● **Exercise brief**
In the entries from the line holding "- day-number: 1: [239, 119, 336, 134]" through the line holding "- logo-blue-text: Blue: [16, 35, 59, 58]", both included, replace every "day-info" with "day-details" and change nothing else. Return only those edited lines.

● **Source data**
····················
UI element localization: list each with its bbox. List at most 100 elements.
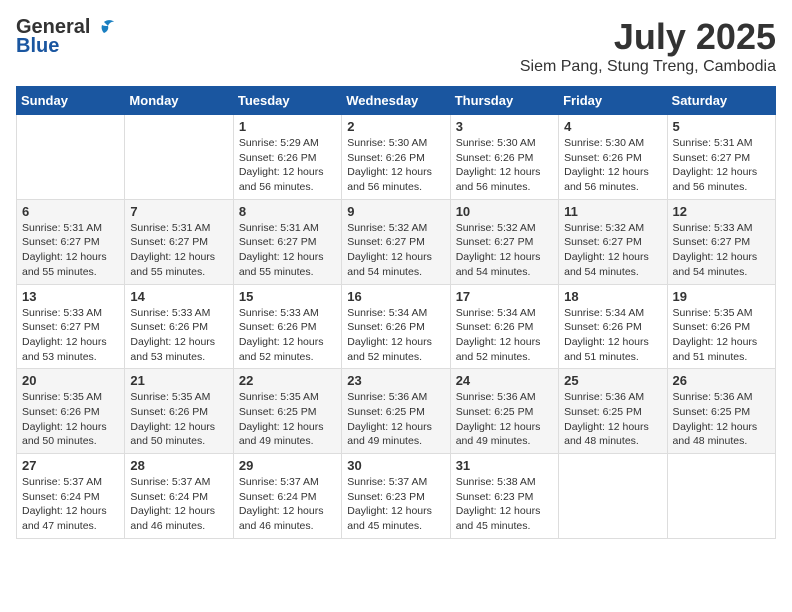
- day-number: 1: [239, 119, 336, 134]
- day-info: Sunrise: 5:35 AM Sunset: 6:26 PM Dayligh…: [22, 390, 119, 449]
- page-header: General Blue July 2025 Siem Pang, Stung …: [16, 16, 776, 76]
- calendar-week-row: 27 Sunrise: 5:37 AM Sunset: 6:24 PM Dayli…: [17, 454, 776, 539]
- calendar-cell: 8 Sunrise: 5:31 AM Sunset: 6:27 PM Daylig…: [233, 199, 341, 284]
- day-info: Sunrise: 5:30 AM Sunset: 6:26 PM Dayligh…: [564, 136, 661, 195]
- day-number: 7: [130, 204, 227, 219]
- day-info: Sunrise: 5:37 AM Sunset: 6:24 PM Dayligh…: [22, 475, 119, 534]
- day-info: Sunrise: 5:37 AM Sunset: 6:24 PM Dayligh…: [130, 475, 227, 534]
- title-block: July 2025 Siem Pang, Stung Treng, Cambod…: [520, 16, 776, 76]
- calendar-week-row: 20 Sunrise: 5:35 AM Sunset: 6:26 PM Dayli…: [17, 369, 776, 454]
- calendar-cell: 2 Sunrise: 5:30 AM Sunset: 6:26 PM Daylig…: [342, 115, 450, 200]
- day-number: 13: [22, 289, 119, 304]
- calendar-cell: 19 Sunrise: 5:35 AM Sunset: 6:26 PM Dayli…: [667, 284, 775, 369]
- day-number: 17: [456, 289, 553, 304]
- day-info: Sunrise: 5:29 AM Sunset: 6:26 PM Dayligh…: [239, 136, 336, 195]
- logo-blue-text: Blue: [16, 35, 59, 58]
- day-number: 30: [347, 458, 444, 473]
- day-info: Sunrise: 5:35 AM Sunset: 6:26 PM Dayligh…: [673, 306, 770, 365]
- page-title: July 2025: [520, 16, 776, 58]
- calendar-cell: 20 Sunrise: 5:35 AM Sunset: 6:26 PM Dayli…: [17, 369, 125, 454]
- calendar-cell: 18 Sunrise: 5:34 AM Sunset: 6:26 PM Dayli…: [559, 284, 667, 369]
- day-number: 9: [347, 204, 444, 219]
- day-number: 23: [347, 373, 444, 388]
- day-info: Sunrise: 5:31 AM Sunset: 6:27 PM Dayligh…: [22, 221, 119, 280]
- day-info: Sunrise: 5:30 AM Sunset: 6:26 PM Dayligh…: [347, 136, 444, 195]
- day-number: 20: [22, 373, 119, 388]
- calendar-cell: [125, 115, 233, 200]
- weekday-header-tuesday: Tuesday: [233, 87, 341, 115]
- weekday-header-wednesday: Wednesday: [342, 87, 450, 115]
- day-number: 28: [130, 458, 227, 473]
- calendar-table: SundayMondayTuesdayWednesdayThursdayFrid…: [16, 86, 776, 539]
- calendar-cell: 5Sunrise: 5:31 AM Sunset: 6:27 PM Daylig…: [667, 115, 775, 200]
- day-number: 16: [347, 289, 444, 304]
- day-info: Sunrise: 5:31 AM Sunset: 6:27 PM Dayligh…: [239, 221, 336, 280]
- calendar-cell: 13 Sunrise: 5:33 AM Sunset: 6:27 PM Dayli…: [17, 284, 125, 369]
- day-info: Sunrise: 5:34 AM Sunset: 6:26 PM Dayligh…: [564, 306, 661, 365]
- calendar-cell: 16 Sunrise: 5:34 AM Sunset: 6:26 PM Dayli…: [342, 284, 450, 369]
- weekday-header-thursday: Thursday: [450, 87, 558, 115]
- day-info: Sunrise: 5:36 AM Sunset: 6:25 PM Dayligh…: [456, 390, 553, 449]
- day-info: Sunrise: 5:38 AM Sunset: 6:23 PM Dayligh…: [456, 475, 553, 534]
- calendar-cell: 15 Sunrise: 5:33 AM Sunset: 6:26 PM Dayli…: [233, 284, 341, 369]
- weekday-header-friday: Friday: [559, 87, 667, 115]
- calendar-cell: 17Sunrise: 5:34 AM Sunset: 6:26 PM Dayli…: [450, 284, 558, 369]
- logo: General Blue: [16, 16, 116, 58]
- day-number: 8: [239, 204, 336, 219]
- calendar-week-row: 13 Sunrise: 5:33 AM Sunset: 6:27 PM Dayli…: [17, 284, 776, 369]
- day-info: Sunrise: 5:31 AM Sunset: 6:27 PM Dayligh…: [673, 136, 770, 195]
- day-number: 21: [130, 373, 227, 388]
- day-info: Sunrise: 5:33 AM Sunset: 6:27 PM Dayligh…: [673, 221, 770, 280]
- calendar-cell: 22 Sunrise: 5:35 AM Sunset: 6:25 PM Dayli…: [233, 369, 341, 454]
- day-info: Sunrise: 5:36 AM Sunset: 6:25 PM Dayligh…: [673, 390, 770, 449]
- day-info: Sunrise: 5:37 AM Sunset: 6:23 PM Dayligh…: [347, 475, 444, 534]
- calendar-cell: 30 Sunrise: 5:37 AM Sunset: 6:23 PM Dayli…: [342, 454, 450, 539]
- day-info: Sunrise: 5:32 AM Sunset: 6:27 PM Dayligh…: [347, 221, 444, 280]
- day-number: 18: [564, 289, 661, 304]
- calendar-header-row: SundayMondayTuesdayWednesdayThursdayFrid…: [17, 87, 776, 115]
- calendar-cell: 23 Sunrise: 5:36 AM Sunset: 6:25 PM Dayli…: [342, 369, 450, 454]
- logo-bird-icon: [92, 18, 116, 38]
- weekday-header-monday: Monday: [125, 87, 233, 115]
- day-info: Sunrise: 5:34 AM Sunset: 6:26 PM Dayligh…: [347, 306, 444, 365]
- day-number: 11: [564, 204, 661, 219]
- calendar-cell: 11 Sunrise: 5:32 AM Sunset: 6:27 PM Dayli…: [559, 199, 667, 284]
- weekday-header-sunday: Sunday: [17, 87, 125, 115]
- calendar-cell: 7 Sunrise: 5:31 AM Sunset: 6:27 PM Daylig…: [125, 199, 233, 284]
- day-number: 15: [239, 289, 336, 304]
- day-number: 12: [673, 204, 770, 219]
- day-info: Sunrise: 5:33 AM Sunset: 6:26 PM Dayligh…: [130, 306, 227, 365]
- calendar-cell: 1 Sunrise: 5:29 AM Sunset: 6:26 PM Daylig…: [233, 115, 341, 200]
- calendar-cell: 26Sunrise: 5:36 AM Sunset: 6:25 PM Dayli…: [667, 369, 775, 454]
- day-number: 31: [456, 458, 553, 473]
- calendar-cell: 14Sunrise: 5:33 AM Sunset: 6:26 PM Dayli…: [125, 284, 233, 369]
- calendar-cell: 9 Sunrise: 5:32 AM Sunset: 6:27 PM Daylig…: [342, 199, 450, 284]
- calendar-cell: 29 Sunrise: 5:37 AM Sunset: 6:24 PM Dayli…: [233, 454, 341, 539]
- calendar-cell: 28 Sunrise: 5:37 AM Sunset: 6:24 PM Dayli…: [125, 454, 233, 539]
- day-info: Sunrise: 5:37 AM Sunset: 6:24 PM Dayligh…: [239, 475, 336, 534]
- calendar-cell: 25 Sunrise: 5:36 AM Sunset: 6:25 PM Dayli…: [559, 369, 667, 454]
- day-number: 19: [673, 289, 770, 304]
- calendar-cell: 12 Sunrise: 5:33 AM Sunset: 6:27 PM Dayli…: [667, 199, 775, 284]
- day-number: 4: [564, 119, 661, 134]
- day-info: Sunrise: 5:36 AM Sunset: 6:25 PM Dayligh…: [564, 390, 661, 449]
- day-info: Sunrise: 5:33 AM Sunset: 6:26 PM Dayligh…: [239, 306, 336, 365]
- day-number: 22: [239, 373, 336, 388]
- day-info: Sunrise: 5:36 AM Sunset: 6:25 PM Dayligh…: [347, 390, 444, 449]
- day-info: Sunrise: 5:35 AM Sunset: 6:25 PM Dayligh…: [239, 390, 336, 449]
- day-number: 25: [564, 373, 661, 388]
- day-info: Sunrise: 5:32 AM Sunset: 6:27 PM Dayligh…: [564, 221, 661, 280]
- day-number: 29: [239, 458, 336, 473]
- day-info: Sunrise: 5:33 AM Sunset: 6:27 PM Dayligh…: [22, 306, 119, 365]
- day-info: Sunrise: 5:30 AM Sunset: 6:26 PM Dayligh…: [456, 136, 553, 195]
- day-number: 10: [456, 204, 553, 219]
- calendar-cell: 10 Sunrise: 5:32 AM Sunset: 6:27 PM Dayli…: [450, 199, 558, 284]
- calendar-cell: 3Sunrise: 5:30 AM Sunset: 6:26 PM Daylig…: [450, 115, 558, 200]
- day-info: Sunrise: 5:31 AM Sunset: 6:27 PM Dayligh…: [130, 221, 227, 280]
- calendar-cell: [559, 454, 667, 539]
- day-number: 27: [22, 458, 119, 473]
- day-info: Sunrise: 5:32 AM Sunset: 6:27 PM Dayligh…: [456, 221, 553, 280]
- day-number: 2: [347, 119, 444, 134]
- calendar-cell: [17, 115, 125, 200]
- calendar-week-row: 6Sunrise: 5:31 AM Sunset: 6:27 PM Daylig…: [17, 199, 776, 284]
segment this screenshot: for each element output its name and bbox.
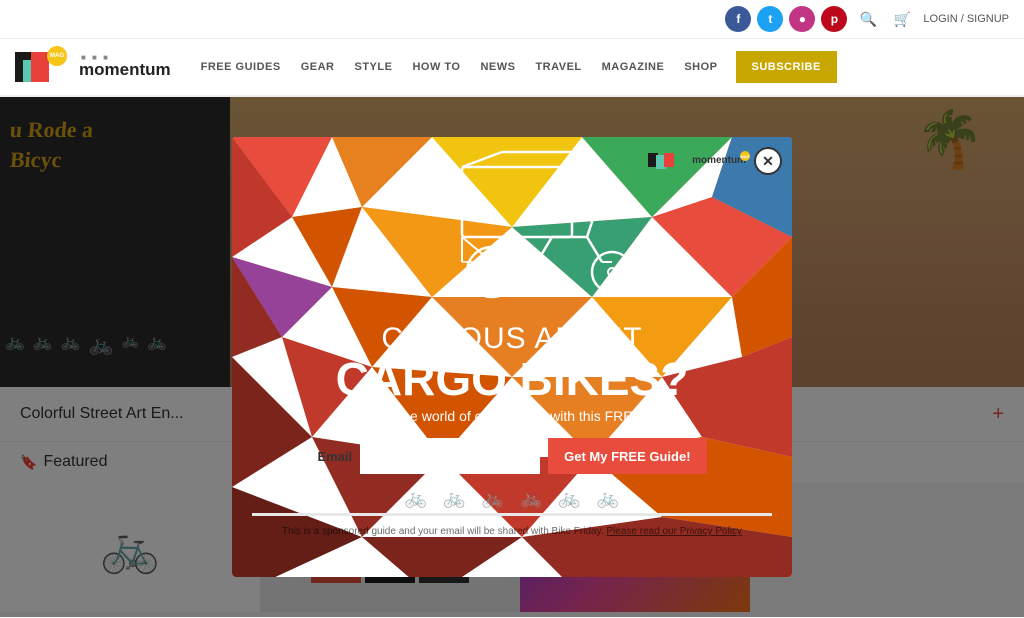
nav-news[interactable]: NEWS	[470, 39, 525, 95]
····················
● **Task answer**
- day-number: 1: [239, 119, 336, 134]
- day-details: Sunrise: 5:35 AM Sunset: 6:26 PM Dayligh…: [22, 390, 119, 449]
- page-header: General Blue July 2025 Siem Pang, Stung …: [16, 16, 776, 76]
- calendar-week-row: 27 Sunrise: 5:37 AM Sunset: 6:24 PM Dayli…: [17, 454, 776, 539]
- calendar-cell: 8 Sunrise: 5:31 AM Sunset: 6:27 PM Daylig…: [233, 199, 341, 284]
- day-details: Sunrise: 5:30 AM Sunset: 6:26 PM Dayligh…: [564, 136, 661, 195]
- day-number: 7: [130, 204, 227, 219]
- day-details: Sunrise: 5:37 AM Sunset: 6:24 PM Dayligh…: [22, 475, 119, 534]
- day-details: Sunrise: 5:37 AM Sunset: 6:24 PM Dayligh…: [130, 475, 227, 534]
- title-block: July 2025 Siem Pang, Stung Treng, Cambod…: [520, 16, 776, 76]
- calendar-week-row: 20 Sunrise: 5:35 AM Sunset: 6:26 PM Dayli…: [17, 369, 776, 454]
- calendar-cell: 2 Sunrise: 5:30 AM Sunset: 6:26 PM Daylig…: [342, 115, 450, 200]
- day-number: 13: [22, 289, 119, 304]
- calendar-cell: 19 Sunrise: 5:35 AM Sunset: 6:26 PM Dayli…: [667, 284, 775, 369]
- day-number: 17: [456, 289, 553, 304]
- day-details: Sunrise: 5:29 AM Sunset: 6:26 PM Dayligh…: [239, 136, 336, 195]
- logo-blue-text: Blue: [16, 35, 59, 58]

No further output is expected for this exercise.